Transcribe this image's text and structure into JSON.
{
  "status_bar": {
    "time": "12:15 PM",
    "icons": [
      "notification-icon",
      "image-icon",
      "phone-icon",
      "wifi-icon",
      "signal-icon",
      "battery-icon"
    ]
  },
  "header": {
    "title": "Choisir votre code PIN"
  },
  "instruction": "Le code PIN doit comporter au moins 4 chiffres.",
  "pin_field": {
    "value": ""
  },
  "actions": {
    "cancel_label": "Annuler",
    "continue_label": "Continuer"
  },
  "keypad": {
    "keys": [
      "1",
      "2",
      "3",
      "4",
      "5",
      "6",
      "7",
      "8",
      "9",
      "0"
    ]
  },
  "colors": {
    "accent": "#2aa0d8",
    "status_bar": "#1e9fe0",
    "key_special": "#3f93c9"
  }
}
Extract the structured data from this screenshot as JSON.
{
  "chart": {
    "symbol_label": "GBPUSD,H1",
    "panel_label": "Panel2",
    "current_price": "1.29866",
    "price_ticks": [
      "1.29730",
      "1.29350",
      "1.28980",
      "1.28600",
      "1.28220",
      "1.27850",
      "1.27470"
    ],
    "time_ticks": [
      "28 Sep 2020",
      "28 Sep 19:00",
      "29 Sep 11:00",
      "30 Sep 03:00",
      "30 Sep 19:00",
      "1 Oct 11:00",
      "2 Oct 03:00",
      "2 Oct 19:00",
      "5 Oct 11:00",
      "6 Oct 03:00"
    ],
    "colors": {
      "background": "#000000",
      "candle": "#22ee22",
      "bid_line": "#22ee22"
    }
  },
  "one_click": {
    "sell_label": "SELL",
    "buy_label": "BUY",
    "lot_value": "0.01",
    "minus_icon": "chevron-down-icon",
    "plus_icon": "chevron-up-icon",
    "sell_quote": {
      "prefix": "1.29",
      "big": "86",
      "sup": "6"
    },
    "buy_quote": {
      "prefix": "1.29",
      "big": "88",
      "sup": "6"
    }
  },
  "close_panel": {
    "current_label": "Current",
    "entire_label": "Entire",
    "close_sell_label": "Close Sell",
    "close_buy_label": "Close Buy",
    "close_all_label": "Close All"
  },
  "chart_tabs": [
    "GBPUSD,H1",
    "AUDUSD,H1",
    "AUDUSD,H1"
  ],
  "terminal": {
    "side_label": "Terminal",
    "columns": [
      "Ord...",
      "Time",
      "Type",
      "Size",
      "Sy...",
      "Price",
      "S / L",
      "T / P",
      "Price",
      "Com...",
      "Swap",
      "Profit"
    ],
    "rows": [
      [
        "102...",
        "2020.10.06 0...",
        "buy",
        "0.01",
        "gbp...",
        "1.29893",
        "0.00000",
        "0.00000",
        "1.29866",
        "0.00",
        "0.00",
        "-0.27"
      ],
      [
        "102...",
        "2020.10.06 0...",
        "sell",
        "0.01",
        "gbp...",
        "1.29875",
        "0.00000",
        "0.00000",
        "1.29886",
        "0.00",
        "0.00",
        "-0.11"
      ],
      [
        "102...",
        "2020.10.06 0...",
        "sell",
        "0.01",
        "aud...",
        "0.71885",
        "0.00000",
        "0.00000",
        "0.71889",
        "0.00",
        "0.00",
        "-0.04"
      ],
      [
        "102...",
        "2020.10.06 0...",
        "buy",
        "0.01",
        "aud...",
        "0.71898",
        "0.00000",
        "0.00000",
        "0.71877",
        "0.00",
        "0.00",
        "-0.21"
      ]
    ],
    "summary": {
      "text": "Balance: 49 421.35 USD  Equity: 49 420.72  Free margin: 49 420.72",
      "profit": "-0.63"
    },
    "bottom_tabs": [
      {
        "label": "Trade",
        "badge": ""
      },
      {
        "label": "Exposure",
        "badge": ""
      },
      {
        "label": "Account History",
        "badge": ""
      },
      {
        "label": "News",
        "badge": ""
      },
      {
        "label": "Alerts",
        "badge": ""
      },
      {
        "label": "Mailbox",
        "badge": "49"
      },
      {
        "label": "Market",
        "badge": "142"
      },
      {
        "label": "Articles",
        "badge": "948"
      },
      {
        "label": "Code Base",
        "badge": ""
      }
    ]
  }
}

##########

[PROBLEM]: Write out the complete set of records exactly as given.

[FINAL RESULT]:
Transcribe this image's text and structure into JSON.
{
  "status_bar": {
    "time": "12:15 PM",
    "icons": [
      "notification-icon",
      "image-icon",
      "phone-icon",
      "wifi-icon",
      "signal-icon",
      "battery-icon"
    ]
  },
  "header": {
    "title": "Choisir votre code PIN"
  },
  "instruction": "Le code PIN doit comporter au moins 4 chiffres.",
  "pin_field": {
    "value": ""
  },
  "actions": {
    "cancel_label": "Annuler",
    "continue_label": "Continuer"
  },
  "keypad": {
    "keys": [
      "1",
      "2",
      "3",
      "4",
      "5",
      "6",
      "7",
      "8",
      "9",
      "0"
    ]
  },
  "colors": {
    "accent": "#2aa0d8",
    "status_bar": "#1e9fe0",
    "key_special": "#3f93c9"
  }
}
Extract the structured data from this screenshot as JSON.
{
  "chart": {
    "symbol_label": "GBPUSD,H1",
    "panel_label": "Panel2",
    "current_price": "1.29866",
    "price_ticks": [
      "1.29730",
      "1.29350",
      "1.28980",
      "1.28600",
      "1.28220",
      "1.27850",
      "1.27470"
    ],
    "time_ticks": [
      "28 Sep 2020",
      "28 Sep 19:00",
      "29 Sep 11:00",
      "30 Sep 03:00",
      "30 Sep 19:00",
      "1 Oct 11:00",
      "2 Oct 03:00",
      "2 Oct 19:00",
      "5 Oct 11:00",
      "6 Oct 03:00"
    ],
    "colors": {
      "background": "#000000",
      "candle": "#22ee22",
      "bid_line": "#22ee22"
    }
  },
  "one_click": {
    "sell_label": "SELL",
    "buy_label": "BUY",
    "lot_value": "0.01",
    "minus_icon": "chevron-down-icon",
    "plus_icon": "chevron-up-icon",
    "sell_quote": {
      "prefix": "1.29",
      "big": "86",
      "sup": "6"
    },
    "buy_quote": {
      "prefix": "1.29",
      "big": "88",
      "sup": "6"
    }
  },
  "close_panel": {
    "current_label": "Current",
    "entire_label": "Entire",
    "close_sell_label": "Close Sell",
    "close_buy_label": "Close Buy",
    "close_all_label": "Close All"
  },
  "chart_tabs": [
    "GBPUSD,H1",
    "AUDUSD,H1",
    "AUDUSD,H1"
  ],
  "terminal": {
    "side_label": "Terminal",
    "columns": [
      "Ord...",
      "Time",
      "Type",
      "Size",
      "Sy...",
      "Price",
      "S / L",
      "T / P",
      "Price",
      "Com...",
      "Swap",
      "Profit"
    ],
    "rows": [
      [
        "102...",
        "2020.10.06 0...",
        "buy",
        "0.01",
        "gbp...",
        "1.29893",
        "0.00000",
        "0.00000",
        "1.29866",
        "0.00",
        "0.00",
        "-0.27"
      ],
      [
        "102...",
        "2020.10.06 0...",
        "sell",
        "0.01",
        "gbp...",
        "1.29875",
        "0.00000",
        "0.00000",
        "1.29886",
        "0.00",
        "0.00",
        "-0.11"
      ],
      [
        "102...",
        "2020.10.06 0...",
        "sell",
        "0.01",
        "aud...",
        "0.71885",
        "0.00000",
        "0.00000",
        "0.71889",
        "0.00",
        "0.00",
        "-0.04"
      ],
      [
        "102...",
        "2020.10.06 0...",
        "buy",
        "0.01",
        "aud...",
        "0.71898",
        "0.00000",
        "0.00000",
        "0.71877",
        "0.00",
        "0.00",
        "-0.21"
      ]
    ],
    "summary": {
      "text": "Balance: 49 421.35 USD  Equity: 49 420.72  Free margin: 49 420.72",
      "profit": "-0.63"
    },
    "bottom_tabs": [
      {
        "label": "Trade",
        "badge": ""
      },
      {
        "label": "Exposure",
        "badge": ""
      },
      {
        "label": "Account History",
        "badge": ""
      },
      {
        "label": "News",
        "badge": ""
      },
      {
        "label": "Alerts",
        "badge": ""
      },
      {
        "label": "Mailbox",
        "badge": "49"
      },
      {
        "label": "Market",
        "badge": "142"
      },
      {
        "label": "Articles",
        "badge": "948"
      },
      {
        "label": "Code Base",
        "badge": ""
      }
    ]
  }
}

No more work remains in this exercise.